Copy out all lines carrying the word "values".

========

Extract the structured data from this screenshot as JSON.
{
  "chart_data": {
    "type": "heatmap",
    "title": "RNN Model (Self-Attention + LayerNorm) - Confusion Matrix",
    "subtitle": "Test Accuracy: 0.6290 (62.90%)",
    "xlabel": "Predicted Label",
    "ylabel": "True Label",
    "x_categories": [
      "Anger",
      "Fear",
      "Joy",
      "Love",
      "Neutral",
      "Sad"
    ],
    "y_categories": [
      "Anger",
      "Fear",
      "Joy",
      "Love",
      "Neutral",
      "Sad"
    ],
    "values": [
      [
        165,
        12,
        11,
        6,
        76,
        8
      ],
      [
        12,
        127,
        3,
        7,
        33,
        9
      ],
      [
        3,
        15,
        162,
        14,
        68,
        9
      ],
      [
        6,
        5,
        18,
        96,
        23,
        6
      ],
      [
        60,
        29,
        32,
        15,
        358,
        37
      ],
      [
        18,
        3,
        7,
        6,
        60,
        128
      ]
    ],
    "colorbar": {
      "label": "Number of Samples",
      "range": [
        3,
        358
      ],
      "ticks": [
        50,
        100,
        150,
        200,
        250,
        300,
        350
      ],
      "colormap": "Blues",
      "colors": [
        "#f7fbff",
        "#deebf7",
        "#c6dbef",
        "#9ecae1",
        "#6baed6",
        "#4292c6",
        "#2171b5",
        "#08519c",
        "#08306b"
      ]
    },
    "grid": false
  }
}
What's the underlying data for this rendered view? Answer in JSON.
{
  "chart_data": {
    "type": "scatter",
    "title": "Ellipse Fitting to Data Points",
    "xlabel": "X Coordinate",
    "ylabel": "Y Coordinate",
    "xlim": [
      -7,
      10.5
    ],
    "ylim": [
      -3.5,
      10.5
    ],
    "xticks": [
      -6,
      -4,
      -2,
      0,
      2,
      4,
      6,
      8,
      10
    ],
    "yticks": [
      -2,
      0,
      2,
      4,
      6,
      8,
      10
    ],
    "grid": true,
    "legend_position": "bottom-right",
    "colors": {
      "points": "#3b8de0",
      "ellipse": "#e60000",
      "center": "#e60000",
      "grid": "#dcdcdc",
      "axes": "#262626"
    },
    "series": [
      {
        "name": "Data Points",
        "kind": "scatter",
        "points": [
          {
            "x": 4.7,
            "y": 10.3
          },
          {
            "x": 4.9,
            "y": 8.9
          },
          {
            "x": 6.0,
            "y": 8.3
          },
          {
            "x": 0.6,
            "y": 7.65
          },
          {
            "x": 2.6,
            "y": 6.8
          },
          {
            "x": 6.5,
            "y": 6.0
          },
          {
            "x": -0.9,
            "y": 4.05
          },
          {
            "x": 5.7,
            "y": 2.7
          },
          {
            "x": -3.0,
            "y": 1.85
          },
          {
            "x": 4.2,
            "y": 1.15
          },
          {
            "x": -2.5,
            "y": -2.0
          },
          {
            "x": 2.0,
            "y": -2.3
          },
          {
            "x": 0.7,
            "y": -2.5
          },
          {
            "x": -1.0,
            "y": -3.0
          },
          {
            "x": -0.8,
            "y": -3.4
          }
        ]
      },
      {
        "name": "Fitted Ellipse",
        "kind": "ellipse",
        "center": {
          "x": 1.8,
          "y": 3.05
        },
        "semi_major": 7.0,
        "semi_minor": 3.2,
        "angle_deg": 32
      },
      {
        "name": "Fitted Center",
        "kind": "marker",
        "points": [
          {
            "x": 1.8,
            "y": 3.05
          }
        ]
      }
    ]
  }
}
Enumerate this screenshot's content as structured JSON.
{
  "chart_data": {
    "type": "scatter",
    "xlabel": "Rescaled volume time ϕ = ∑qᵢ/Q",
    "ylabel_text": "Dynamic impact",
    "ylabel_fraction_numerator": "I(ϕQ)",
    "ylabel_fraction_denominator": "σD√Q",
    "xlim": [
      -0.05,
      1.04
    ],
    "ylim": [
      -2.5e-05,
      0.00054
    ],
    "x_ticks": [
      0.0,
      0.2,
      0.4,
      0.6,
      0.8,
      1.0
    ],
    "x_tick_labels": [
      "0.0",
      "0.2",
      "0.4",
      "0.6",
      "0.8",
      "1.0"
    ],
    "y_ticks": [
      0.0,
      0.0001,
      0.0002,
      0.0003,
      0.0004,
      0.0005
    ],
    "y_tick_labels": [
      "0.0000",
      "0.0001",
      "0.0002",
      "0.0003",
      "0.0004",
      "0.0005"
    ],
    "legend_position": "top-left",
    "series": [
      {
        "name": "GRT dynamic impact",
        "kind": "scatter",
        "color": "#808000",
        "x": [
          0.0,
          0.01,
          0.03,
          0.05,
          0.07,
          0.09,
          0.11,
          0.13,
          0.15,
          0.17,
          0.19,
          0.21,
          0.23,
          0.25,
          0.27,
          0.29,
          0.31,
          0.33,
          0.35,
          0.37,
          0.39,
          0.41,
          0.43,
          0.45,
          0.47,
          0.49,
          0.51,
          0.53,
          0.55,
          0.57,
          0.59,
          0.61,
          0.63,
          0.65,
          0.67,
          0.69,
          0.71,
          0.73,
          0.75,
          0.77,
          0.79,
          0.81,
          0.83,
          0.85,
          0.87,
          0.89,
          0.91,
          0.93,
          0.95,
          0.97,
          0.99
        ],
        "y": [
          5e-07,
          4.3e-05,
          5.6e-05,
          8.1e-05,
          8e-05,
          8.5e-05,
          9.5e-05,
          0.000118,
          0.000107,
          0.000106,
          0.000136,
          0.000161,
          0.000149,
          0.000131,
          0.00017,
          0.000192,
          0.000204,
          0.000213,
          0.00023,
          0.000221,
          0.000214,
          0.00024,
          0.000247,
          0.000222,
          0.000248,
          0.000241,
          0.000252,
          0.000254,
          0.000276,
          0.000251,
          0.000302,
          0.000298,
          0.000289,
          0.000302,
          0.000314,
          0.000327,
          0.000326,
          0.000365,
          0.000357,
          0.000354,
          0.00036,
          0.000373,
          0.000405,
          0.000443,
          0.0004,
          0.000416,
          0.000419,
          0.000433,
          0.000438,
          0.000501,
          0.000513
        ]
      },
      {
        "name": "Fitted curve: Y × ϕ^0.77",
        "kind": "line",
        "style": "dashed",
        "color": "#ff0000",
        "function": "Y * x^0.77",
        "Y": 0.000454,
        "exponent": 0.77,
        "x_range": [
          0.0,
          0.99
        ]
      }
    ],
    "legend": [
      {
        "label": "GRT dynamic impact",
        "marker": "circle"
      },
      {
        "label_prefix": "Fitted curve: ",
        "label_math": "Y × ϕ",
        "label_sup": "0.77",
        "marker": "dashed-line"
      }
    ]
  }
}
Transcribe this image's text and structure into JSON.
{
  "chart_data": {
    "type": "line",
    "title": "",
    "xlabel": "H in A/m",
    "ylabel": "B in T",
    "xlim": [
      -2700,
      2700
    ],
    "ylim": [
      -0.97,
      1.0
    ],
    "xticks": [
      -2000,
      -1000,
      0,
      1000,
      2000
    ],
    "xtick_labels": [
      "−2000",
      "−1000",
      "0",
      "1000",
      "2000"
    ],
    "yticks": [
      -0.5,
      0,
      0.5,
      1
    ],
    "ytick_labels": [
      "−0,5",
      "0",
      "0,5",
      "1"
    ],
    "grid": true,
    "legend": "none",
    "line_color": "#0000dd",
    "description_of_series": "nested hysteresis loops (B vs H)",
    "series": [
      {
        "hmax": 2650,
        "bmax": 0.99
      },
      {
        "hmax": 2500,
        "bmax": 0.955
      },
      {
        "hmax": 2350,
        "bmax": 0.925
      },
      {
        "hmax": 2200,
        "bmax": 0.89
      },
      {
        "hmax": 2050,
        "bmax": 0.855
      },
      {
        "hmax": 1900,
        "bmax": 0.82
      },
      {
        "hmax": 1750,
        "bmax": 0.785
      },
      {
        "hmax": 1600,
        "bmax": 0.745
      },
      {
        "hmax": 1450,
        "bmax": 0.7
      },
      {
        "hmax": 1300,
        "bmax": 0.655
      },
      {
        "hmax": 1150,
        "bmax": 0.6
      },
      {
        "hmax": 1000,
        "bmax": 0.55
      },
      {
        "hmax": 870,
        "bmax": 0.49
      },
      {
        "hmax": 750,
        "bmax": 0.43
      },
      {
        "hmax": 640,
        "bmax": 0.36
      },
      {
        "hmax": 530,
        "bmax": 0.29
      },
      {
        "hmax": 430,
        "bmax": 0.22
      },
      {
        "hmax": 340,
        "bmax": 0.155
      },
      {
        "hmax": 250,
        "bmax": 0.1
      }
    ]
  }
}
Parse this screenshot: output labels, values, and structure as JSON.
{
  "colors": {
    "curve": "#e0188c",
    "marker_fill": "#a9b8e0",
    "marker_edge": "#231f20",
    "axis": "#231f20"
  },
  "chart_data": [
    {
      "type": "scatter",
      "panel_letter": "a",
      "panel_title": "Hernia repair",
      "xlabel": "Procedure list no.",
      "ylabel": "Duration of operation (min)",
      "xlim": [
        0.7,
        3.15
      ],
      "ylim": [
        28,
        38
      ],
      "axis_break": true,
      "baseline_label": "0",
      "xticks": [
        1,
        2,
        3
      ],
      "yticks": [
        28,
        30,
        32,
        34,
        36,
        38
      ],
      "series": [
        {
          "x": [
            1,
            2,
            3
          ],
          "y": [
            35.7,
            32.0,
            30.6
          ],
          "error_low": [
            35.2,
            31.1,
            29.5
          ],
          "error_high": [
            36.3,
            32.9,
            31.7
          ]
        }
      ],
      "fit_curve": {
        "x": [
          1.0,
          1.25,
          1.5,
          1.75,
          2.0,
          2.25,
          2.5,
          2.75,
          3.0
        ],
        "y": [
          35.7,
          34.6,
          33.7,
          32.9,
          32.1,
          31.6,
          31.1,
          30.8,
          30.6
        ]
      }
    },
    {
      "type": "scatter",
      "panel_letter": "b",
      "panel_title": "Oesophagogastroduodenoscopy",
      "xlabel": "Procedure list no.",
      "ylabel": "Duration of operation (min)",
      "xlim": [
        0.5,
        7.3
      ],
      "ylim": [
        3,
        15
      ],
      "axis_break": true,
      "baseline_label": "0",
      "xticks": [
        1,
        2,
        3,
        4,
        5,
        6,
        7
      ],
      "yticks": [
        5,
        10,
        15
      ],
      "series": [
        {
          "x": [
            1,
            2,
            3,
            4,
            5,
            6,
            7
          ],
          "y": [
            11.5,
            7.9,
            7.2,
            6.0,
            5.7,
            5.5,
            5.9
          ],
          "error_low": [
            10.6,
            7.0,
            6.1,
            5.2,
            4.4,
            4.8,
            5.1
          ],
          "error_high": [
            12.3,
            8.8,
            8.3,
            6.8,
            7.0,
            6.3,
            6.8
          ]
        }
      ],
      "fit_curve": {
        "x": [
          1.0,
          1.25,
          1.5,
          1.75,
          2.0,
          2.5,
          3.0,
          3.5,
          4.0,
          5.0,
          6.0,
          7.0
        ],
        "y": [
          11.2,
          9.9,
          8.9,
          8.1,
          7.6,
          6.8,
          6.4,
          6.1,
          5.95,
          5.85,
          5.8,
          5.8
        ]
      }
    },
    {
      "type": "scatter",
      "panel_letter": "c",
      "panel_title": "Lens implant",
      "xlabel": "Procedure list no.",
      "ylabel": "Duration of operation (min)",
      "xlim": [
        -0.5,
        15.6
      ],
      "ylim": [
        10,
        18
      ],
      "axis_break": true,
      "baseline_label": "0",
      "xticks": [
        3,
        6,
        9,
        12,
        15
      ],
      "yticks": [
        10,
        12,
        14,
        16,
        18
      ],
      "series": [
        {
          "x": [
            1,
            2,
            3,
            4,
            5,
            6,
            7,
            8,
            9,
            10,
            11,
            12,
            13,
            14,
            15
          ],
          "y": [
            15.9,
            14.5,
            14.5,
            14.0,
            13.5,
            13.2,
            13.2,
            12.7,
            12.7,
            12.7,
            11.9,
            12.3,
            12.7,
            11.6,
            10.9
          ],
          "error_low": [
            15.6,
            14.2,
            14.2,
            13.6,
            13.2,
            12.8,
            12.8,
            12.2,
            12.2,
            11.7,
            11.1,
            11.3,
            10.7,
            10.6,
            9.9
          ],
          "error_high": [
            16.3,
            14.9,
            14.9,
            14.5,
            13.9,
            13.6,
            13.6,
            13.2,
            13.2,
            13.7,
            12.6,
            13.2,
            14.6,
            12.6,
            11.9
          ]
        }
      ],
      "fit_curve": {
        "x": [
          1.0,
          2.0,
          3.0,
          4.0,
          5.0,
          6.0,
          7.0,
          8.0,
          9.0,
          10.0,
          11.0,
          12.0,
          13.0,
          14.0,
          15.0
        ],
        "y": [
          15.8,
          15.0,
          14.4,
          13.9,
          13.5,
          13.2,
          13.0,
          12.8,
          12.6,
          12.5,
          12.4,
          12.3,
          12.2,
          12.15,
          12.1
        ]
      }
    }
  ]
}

========

*Response*:
    "values": [
Parse this screenshot: output labels, values, and structure as JSON.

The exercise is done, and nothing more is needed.